The task - Return every line below as is, leaving out the pictures.

[Figure data in JSON]
○ ○ ○
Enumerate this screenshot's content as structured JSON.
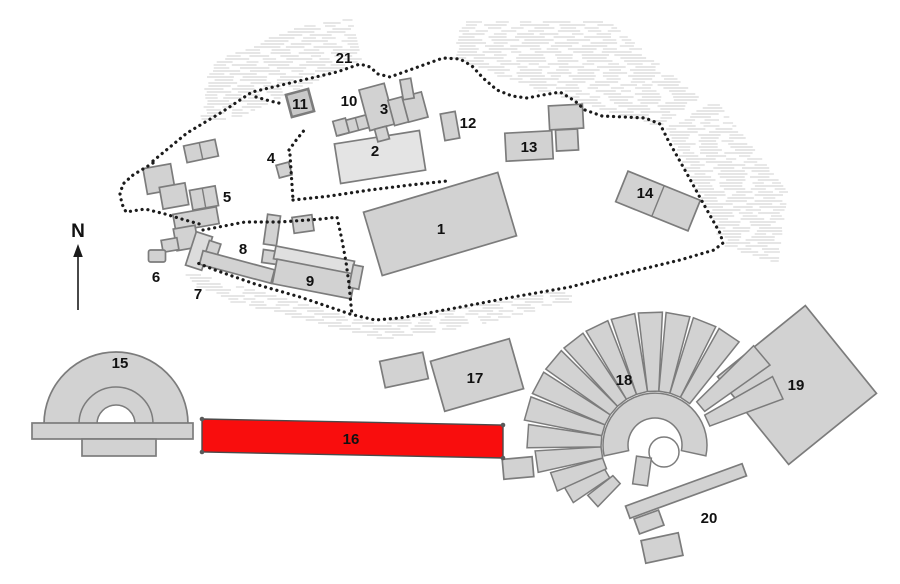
{
  "map_title": "site-plan",
  "compass": {
    "label": "N"
  },
  "labels": {
    "b1": "1",
    "b2": "2",
    "b3": "3",
    "b4": "4",
    "b5": "5",
    "b6": "6",
    "b7": "7",
    "b8": "8",
    "b9": "9",
    "b10": "10",
    "b11": "11",
    "b12": "12",
    "b13": "13",
    "b14": "14",
    "b15": "15",
    "b16": "16",
    "b17": "17",
    "b18": "18",
    "b19": "19",
    "b20": "20",
    "b21": "21"
  },
  "colors": {
    "background": "#ffffff",
    "building_fill": "#d2d2d2",
    "building_fill_light": "#e4e4e4",
    "building_outline": "#7c7c7c",
    "highlight_fill": "#f90d0d",
    "highlight_outline": "#4a4a4a",
    "boundary_dots": "#1b1b1b",
    "hatch_lines": "#d8d8d8",
    "label_text": "#111111",
    "handle_fill": "#5a5a5a"
  }
}
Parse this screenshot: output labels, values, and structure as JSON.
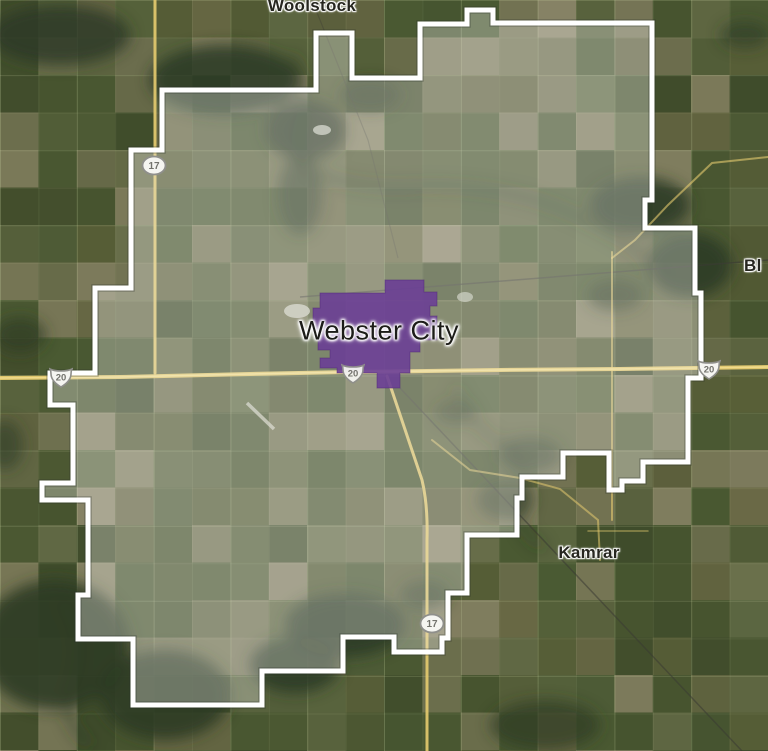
{
  "map": {
    "labels": {
      "woolstock": "Woolstock",
      "webster_city": "Webster City",
      "kamrar": "Kamrar",
      "east_partial": "Bl"
    },
    "shields": {
      "ia17_north": "17",
      "ia17_south": "17",
      "us20_west": "20",
      "us20_city": "20",
      "us20_east": "20"
    },
    "colors": {
      "district_outline": "#ffffff",
      "city_highlight": "#6b3f96",
      "highway_yellow": "#e6cb6f"
    }
  }
}
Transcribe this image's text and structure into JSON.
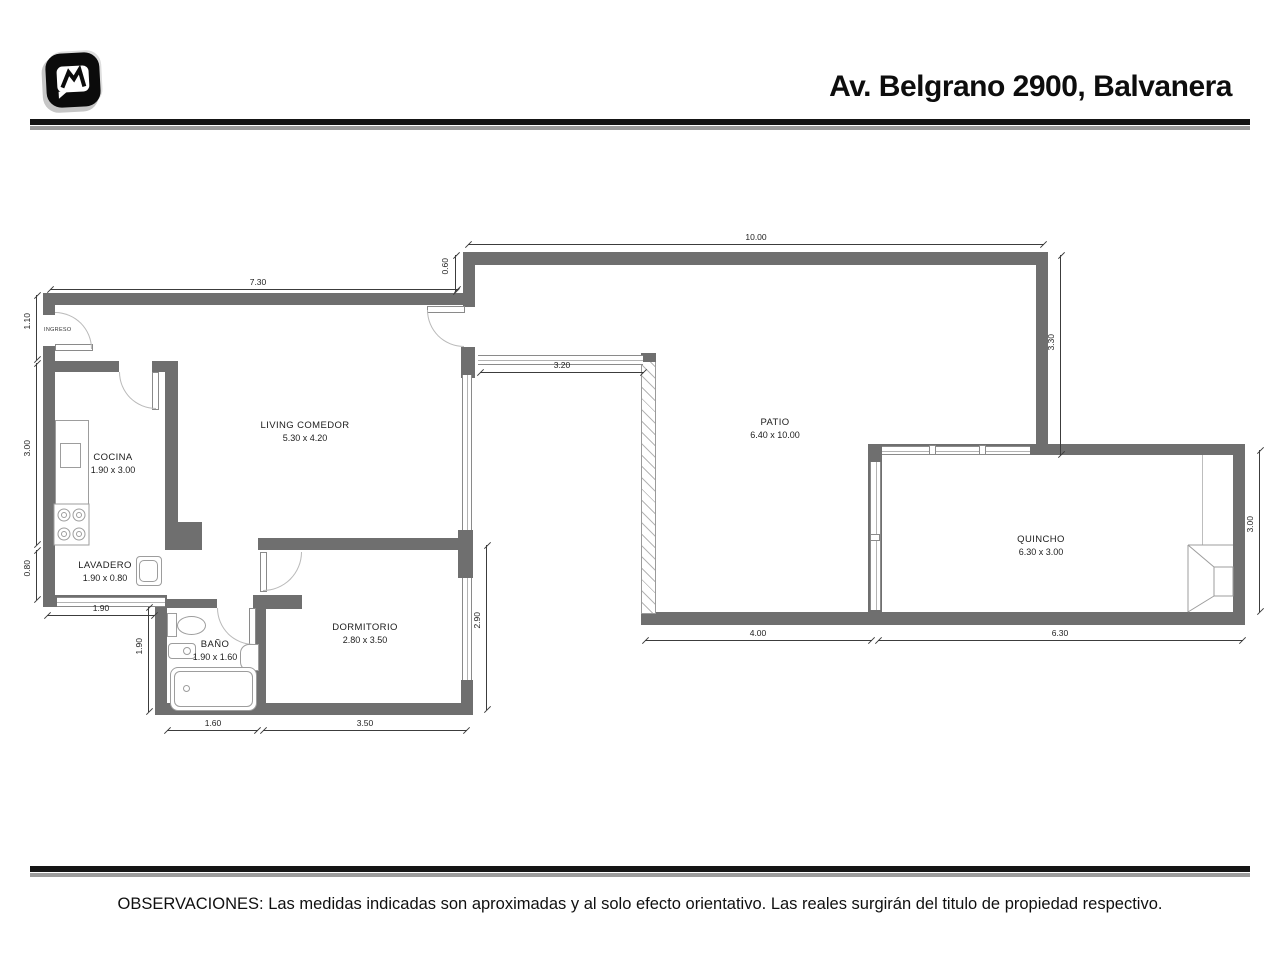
{
  "header": {
    "title": "Av. Belgrano 2900, Balvanera"
  },
  "footer": {
    "observations": "OBSERVACIONES: Las medidas indicadas son aproximadas y al solo efecto orientativo. Las reales surgirán del titulo de propiedad respectivo."
  },
  "plan": {
    "entry_label": "INGRESO",
    "rooms": {
      "living": {
        "name": "LIVING COMEDOR",
        "size": "5.30 x 4.20"
      },
      "cocina": {
        "name": "COCINA",
        "size": "1.90 x 3.00"
      },
      "lavadero": {
        "name": "LAVADERO",
        "size": "1.90 x 0.80"
      },
      "bano": {
        "name": "BAÑO",
        "size": "1.90 x 1.60"
      },
      "dormitorio": {
        "name": "DORMITORIO",
        "size": "2.80 x 3.50"
      },
      "patio": {
        "name": "PATIO",
        "size": "6.40 x 10.00"
      },
      "quincho": {
        "name": "QUINCHO",
        "size": "6.30 x 3.00"
      }
    },
    "dims": {
      "top": "10.00",
      "left_top": "7.30",
      "jog": "0.60",
      "patio_right": "3.30",
      "entry": "1.10",
      "cocina_h": "3.00",
      "lavadero_h": "0.80",
      "lavadero_w": "1.90",
      "bano_h": "1.90",
      "bano_w": "1.60",
      "dorm_w": "3.50",
      "dorm_win": "2.90",
      "living_win": "3.20",
      "patio_bottom": "4.00",
      "quincho_w": "6.30",
      "quincho_h": "3.00"
    },
    "colors": {
      "wall": "#6f6f6f",
      "dim": "#3c3c3c"
    }
  }
}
○ ○ ○
Solution for this problem -
Enumerate this screenshot's content as structured JSON.
{
  "map_title": "site-plan",
  "compass": {
    "label": "N"
  },
  "labels": {
    "b1": "1",
    "b2": "2",
    "b3": "3",
    "b4": "4",
    "b5": "5",
    "b6": "6",
    "b7": "7",
    "b8": "8",
    "b9": "9",
    "b10": "10",
    "b11": "11",
    "b12": "12",
    "b13": "13",
    "b14": "14",
    "b15": "15",
    "b16": "16",
    "b17": "17",
    "b18": "18",
    "b19": "19",
    "b20": "20",
    "b21": "21"
  },
  "colors": {
    "background": "#ffffff",
    "building_fill": "#d2d2d2",
    "building_fill_light": "#e4e4e4",
    "building_outline": "#7c7c7c",
    "highlight_fill": "#f90d0d",
    "highlight_outline": "#4a4a4a",
    "boundary_dots": "#1b1b1b",
    "hatch_lines": "#d8d8d8",
    "label_text": "#111111",
    "handle_fill": "#5a5a5a"
  }
}
Parse this screenshot: output labels, values, and structure as JSON.
{
  "map": {
    "labels": {
      "woolstock": "Woolstock",
      "webster_city": "Webster City",
      "kamrar": "Kamrar",
      "east_partial": "Bl"
    },
    "shields": {
      "ia17_north": "17",
      "ia17_south": "17",
      "us20_west": "20",
      "us20_city": "20",
      "us20_east": "20"
    },
    "colors": {
      "district_outline": "#ffffff",
      "city_highlight": "#6b3f96",
      "highway_yellow": "#e6cb6f"
    }
  }
}
Transcribe this image's text and structure into JSON.
{
  "header": {
    "title": "Av. Belgrano 2900, Balvanera"
  },
  "footer": {
    "observations": "OBSERVACIONES: Las medidas indicadas son aproximadas y al solo efecto orientativo. Las reales surgirán del titulo de propiedad respectivo."
  },
  "plan": {
    "entry_label": "INGRESO",
    "rooms": {
      "living": {
        "name": "LIVING COMEDOR",
        "size": "5.30 x 4.20"
      },
      "cocina": {
        "name": "COCINA",
        "size": "1.90 x 3.00"
      },
      "lavadero": {
        "name": "LAVADERO",
        "size": "1.90 x 0.80"
      },
      "bano": {
        "name": "BAÑO",
        "size": "1.90 x 1.60"
      },
      "dormitorio": {
        "name": "DORMITORIO",
        "size": "2.80 x 3.50"
      },
      "patio": {
        "name": "PATIO",
        "size": "6.40 x 10.00"
      },
      "quincho": {
        "name": "QUINCHO",
        "size": "6.30 x 3.00"
      }
    },
    "dims": {
      "top": "10.00",
      "left_top": "7.30",
      "jog": "0.60",
      "patio_right": "3.30",
      "entry": "1.10",
      "cocina_h": "3.00",
      "lavadero_h": "0.80",
      "lavadero_w": "1.90",
      "bano_h": "1.90",
      "bano_w": "1.60",
      "dorm_w": "3.50",
      "dorm_win": "2.90",
      "living_win": "3.20",
      "patio_bottom": "4.00",
      "quincho_w": "6.30",
      "quincho_h": "3.00"
    },
    "colors": {
      "wall": "#6f6f6f",
      "dim": "#3c3c3c"
    }
  }
}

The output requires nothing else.